* _What this task involves_:
Where a line of the material contains the string "vedere", copy that line.

* _Records to use_:
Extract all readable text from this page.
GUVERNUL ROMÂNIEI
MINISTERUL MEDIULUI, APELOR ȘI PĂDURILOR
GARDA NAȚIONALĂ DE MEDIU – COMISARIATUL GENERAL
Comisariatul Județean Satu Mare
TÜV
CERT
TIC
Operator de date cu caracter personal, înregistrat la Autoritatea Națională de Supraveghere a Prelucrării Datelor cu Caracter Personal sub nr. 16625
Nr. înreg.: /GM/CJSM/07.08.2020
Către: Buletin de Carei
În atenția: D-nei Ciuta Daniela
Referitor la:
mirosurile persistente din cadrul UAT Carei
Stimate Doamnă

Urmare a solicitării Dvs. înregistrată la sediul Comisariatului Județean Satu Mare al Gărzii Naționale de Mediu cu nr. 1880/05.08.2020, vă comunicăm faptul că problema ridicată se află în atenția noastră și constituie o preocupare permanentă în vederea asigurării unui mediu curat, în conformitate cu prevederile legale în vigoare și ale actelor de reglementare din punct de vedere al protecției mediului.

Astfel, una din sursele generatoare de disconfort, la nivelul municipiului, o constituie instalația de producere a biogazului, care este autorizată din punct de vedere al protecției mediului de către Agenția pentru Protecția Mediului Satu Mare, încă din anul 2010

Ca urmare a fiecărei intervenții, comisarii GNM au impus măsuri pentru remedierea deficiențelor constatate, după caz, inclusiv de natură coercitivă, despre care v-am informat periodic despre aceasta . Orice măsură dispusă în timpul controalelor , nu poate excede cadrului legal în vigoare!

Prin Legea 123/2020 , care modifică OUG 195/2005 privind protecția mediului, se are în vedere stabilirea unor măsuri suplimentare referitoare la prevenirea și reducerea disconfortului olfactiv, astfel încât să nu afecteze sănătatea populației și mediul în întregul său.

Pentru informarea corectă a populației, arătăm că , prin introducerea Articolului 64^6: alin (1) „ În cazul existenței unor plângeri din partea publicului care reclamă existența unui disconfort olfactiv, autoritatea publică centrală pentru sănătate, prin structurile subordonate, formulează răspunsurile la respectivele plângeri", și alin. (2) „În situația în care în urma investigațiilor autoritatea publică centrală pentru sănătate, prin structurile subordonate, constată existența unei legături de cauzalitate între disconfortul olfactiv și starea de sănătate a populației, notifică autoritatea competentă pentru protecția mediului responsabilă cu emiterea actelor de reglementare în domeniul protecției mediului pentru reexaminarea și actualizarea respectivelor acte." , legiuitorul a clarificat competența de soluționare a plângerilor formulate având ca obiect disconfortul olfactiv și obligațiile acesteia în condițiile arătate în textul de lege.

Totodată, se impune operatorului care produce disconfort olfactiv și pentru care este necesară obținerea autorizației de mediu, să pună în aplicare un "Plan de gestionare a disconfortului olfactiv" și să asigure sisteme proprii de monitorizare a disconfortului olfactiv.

* _Written solution_:
Urmare a solicitării Dvs. înregistrată la sediul Comisariatului Județean Satu Mare al Gărzii Naționale de Mediu cu nr. 1880/05.08.2020, vă comunicăm faptul că problema ridicată se află în atenția noastră și constituie o preocupare permanentă în vederea asigurării unui mediu curat, în conformitate cu prevederile legale în vigoare și ale actelor de reglementare din punct de vedere al protecției mediului.
Astfel, una din sursele generatoare de disconfort, la nivelul municipiului, o constituie instalația de producere a biogazului, care este autorizată din punct de vedere al protecției mediului de către Agenția pentru Protecția Mediului Satu Mare, încă din anul 2010
Prin Legea 123/2020 , care modifică OUG 195/2005 privind protecția mediului, se are în vedere stabilirea unor măsuri suplimentare referitoare la prevenirea și reducerea disconfortului olfactiv, astfel încât să nu afecteze sănătatea populației și mediul în întregul său.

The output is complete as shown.